>> Start Provided records

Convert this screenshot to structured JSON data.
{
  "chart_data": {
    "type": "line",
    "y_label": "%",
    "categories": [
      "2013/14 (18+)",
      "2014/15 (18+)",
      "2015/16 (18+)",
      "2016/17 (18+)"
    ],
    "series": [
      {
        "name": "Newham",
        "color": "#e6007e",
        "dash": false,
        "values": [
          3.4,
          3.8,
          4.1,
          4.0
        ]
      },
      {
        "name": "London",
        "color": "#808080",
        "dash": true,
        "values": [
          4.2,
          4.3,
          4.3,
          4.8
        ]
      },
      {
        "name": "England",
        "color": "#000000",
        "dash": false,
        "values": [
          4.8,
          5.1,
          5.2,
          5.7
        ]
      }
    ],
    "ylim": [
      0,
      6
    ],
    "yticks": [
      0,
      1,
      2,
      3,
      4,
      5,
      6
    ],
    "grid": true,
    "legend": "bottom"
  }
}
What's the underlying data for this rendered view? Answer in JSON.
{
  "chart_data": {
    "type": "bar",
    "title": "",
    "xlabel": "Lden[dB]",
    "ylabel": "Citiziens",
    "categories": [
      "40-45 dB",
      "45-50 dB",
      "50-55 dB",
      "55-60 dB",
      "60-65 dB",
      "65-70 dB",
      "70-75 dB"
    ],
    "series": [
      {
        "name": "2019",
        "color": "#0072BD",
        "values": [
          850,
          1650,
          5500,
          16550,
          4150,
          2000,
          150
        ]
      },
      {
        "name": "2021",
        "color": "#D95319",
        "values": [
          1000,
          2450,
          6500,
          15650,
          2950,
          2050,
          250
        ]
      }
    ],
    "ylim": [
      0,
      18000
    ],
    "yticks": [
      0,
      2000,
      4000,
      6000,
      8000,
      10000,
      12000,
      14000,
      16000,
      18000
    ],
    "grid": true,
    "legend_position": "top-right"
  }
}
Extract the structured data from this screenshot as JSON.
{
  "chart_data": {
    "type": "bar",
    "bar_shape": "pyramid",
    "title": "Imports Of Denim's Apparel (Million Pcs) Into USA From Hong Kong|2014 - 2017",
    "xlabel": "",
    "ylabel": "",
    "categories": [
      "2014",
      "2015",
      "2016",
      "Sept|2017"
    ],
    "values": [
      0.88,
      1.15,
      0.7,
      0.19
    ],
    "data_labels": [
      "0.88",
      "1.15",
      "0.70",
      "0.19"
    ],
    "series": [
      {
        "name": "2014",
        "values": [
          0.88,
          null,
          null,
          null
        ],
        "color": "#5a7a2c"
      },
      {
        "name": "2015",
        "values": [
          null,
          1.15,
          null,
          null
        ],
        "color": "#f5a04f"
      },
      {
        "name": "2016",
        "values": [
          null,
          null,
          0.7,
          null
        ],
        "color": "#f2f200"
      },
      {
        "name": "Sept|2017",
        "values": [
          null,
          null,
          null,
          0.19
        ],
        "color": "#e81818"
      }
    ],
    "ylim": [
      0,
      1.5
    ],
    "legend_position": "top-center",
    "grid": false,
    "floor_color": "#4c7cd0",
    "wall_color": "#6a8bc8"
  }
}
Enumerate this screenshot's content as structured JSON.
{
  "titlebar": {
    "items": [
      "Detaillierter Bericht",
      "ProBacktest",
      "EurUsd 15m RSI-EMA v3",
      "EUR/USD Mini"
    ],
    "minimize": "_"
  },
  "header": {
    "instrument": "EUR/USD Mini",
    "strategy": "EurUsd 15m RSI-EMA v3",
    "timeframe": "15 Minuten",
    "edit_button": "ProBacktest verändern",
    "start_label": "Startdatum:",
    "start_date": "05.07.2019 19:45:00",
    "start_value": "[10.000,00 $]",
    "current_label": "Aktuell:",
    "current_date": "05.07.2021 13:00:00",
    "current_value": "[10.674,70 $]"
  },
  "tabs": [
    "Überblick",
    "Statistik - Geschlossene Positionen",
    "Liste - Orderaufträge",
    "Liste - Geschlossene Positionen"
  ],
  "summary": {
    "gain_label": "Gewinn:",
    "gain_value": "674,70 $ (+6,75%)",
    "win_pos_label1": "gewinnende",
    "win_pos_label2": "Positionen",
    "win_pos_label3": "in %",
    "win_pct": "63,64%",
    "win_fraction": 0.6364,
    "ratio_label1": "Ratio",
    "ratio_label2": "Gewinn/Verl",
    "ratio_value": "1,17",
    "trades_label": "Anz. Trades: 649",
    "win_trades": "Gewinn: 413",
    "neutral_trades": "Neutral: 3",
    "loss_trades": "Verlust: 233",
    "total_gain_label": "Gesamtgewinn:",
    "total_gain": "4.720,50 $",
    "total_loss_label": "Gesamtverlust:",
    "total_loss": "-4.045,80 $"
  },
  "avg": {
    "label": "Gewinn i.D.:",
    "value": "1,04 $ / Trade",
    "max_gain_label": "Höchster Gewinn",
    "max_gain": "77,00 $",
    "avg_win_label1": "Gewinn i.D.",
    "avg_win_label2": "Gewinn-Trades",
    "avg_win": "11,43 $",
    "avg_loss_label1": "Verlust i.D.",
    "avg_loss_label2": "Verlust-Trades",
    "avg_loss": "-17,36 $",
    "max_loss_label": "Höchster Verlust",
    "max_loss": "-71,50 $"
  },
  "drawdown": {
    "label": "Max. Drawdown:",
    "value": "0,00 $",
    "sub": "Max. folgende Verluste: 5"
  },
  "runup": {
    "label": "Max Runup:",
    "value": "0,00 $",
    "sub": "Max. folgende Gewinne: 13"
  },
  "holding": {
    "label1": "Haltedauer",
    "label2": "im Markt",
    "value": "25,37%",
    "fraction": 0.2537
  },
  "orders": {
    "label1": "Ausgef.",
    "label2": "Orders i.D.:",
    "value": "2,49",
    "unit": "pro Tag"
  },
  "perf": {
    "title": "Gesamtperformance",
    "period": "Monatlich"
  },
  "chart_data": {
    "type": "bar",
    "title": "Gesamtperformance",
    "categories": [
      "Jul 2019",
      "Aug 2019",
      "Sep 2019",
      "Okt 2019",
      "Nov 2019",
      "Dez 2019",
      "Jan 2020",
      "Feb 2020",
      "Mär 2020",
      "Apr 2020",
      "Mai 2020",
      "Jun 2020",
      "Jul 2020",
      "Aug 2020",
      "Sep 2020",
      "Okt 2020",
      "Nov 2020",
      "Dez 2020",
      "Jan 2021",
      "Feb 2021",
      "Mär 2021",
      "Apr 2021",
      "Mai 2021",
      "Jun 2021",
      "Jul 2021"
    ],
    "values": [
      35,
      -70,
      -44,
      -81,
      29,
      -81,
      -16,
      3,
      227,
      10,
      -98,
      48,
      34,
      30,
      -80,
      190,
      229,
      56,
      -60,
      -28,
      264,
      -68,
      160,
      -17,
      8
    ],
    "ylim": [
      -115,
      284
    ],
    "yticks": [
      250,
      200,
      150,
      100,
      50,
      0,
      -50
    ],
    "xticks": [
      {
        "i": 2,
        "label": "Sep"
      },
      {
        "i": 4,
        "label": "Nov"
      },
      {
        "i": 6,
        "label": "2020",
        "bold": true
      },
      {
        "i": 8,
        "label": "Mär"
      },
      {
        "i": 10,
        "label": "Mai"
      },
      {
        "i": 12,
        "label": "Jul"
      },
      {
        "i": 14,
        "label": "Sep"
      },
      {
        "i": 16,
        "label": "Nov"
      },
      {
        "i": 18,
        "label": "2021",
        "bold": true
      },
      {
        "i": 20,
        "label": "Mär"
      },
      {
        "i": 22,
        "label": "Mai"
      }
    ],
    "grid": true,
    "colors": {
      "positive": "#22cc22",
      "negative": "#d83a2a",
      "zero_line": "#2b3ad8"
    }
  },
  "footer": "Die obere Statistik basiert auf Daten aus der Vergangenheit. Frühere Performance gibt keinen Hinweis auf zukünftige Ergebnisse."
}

>> End Provided records

◆ What to produce ◆
Please restate the whole listing word for word.

◆ Completed task ◆
Convert this screenshot to structured JSON data.
{
  "chart_data": {
    "type": "line",
    "y_label": "%",
    "categories": [
      "2013/14 (18+)",
      "2014/15 (18+)",
      "2015/16 (18+)",
      "2016/17 (18+)"
    ],
    "series": [
      {
        "name": "Newham",
        "color": "#e6007e",
        "dash": false,
        "values": [
          3.4,
          3.8,
          4.1,
          4.0
        ]
      },
      {
        "name": "London",
        "color": "#808080",
        "dash": true,
        "values": [
          4.2,
          4.3,
          4.3,
          4.8
        ]
      },
      {
        "name": "England",
        "color": "#000000",
        "dash": false,
        "values": [
          4.8,
          5.1,
          5.2,
          5.7
        ]
      }
    ],
    "ylim": [
      0,
      6
    ],
    "yticks": [
      0,
      1,
      2,
      3,
      4,
      5,
      6
    ],
    "grid": true,
    "legend": "bottom"
  }
}
What's the underlying data for this rendered view? Answer in JSON.
{
  "chart_data": {
    "type": "bar",
    "title": "",
    "xlabel": "Lden[dB]",
    "ylabel": "Citiziens",
    "categories": [
      "40-45 dB",
      "45-50 dB",
      "50-55 dB",
      "55-60 dB",
      "60-65 dB",
      "65-70 dB",
      "70-75 dB"
    ],
    "series": [
      {
        "name": "2019",
        "color": "#0072BD",
        "values": [
          850,
          1650,
          5500,
          16550,
          4150,
          2000,
          150
        ]
      },
      {
        "name": "2021",
        "color": "#D95319",
        "values": [
          1000,
          2450,
          6500,
          15650,
          2950,
          2050,
          250
        ]
      }
    ],
    "ylim": [
      0,
      18000
    ],
    "yticks": [
      0,
      2000,
      4000,
      6000,
      8000,
      10000,
      12000,
      14000,
      16000,
      18000
    ],
    "grid": true,
    "legend_position": "top-right"
  }
}
Extract the structured data from this screenshot as JSON.
{
  "chart_data": {
    "type": "bar",
    "bar_shape": "pyramid",
    "title": "Imports Of Denim's Apparel (Million Pcs) Into USA From Hong Kong|2014 - 2017",
    "xlabel": "",
    "ylabel": "",
    "categories": [
      "2014",
      "2015",
      "2016",
      "Sept|2017"
    ],
    "values": [
      0.88,
      1.15,
      0.7,
      0.19
    ],
    "data_labels": [
      "0.88",
      "1.15",
      "0.70",
      "0.19"
    ],
    "series": [
      {
        "name": "2014",
        "values": [
          0.88,
          null,
          null,
          null
        ],
        "color": "#5a7a2c"
      },
      {
        "name": "2015",
        "values": [
          null,
          1.15,
          null,
          null
        ],
        "color": "#f5a04f"
      },
      {
        "name": "2016",
        "values": [
          null,
          null,
          0.7,
          null
        ],
        "color": "#f2f200"
      },
      {
        "name": "Sept|2017",
        "values": [
          null,
          null,
          null,
          0.19
        ],
        "color": "#e81818"
      }
    ],
    "ylim": [
      0,
      1.5
    ],
    "legend_position": "top-center",
    "grid": false,
    "floor_color": "#4c7cd0",
    "wall_color": "#6a8bc8"
  }
}
Enumerate this screenshot's content as structured JSON.
{
  "titlebar": {
    "items": [
      "Detaillierter Bericht",
      "ProBacktest",
      "EurUsd 15m RSI-EMA v3",
      "EUR/USD Mini"
    ],
    "minimize": "_"
  },
  "header": {
    "instrument": "EUR/USD Mini",
    "strategy": "EurUsd 15m RSI-EMA v3",
    "timeframe": "15 Minuten",
    "edit_button": "ProBacktest verändern",
    "start_label": "Startdatum:",
    "start_date": "05.07.2019 19:45:00",
    "start_value": "[10.000,00 $]",
    "current_label": "Aktuell:",
    "current_date": "05.07.2021 13:00:00",
    "current_value": "[10.674,70 $]"
  },
  "tabs": [
    "Überblick",
    "Statistik - Geschlossene Positionen",
    "Liste - Orderaufträge",
    "Liste - Geschlossene Positionen"
  ],
  "summary": {
    "gain_label": "Gewinn:",
    "gain_value": "674,70 $ (+6,75%)",
    "win_pos_label1": "gewinnende",
    "win_pos_label2": "Positionen",
    "win_pos_label3": "in %",
    "win_pct": "63,64%",
    "win_fraction": 0.6364,
    "ratio_label1": "Ratio",
    "ratio_label2": "Gewinn/Verl",
    "ratio_value": "1,17",
    "trades_label": "Anz. Trades: 649",
    "win_trades": "Gewinn: 413",
    "neutral_trades": "Neutral: 3",
    "loss_trades": "Verlust: 233",
    "total_gain_label": "Gesamtgewinn:",
    "total_gain": "4.720,50 $",
    "total_loss_label": "Gesamtverlust:",
    "total_loss": "-4.045,80 $"
  },
  "avg": {
    "label": "Gewinn i.D.:",
    "value": "1,04 $ / Trade",
    "max_gain_label": "Höchster Gewinn",
    "max_gain": "77,00 $",
    "avg_win_label1": "Gewinn i.D.",
    "avg_win_label2": "Gewinn-Trades",
    "avg_win": "11,43 $",
    "avg_loss_label1": "Verlust i.D.",
    "avg_loss_label2": "Verlust-Trades",
    "avg_loss": "-17,36 $",
    "max_loss_label": "Höchster Verlust",
    "max_loss": "-71,50 $"
  },
  "drawdown": {
    "label": "Max. Drawdown:",
    "value": "0,00 $",
    "sub": "Max. folgende Verluste: 5"
  },
  "runup": {
    "label": "Max Runup:",
    "value": "0,00 $",
    "sub": "Max. folgende Gewinne: 13"
  },
  "holding": {
    "label1": "Haltedauer",
    "label2": "im Markt",
    "value": "25,37%",
    "fraction": 0.2537
  },
  "orders": {
    "label1": "Ausgef.",
    "label2": "Orders i.D.:",
    "value": "2,49",
    "unit": "pro Tag"
  },
  "perf": {
    "title": "Gesamtperformance",
    "period": "Monatlich"
  },
  "chart_data": {
    "type": "bar",
    "title": "Gesamtperformance",
    "categories": [
      "Jul 2019",
      "Aug 2019",
      "Sep 2019",
      "Okt 2019",
      "Nov 2019",
      "Dez 2019",
      "Jan 2020",
      "Feb 2020",
      "Mär 2020",
      "Apr 2020",
      "Mai 2020",
      "Jun 2020",
      "Jul 2020",
      "Aug 2020",
      "Sep 2020",
      "Okt 2020",
      "Nov 2020",
      "Dez 2020",
      "Jan 2021",
      "Feb 2021",
      "Mär 2021",
      "Apr 2021",
      "Mai 2021",
      "Jun 2021",
      "Jul 2021"
    ],
    "values": [
      35,
      -70,
      -44,
      -81,
      29,
      -81,
      -16,
      3,
      227,
      10,
      -98,
      48,
      34,
      30,
      -80,
      190,
      229,
      56,
      -60,
      -28,
      264,
      -68,
      160,
      -17,
      8
    ],
    "ylim": [
      -115,
      284
    ],
    "yticks": [
      250,
      200,
      150,
      100,
      50,
      0,
      -50
    ],
    "xticks": [
      {
        "i": 2,
        "label": "Sep"
      },
      {
        "i": 4,
        "label": "Nov"
      },
      {
        "i": 6,
        "label": "2020",
        "bold": true
      },
      {
        "i": 8,
        "label": "Mär"
      },
      {
        "i": 10,
        "label": "Mai"
      },
      {
        "i": 12,
        "label": "Jul"
      },
      {
        "i": 14,
        "label": "Sep"
      },
      {
        "i": 16,
        "label": "Nov"
      },
      {
        "i": 18,
        "label": "2021",
        "bold": true
      },
      {
        "i": 20,
        "label": "Mär"
      },
      {
        "i": 22,
        "label": "Mai"
      }
    ],
    "grid": true,
    "colors": {
      "positive": "#22cc22",
      "negative": "#d83a2a",
      "zero_line": "#2b3ad8"
    }
  },
  "footer": "Die obere Statistik basiert auf Daten aus der Vergangenheit. Frühere Performance gibt keinen Hinweis auf zukünftige Ergebnisse."
}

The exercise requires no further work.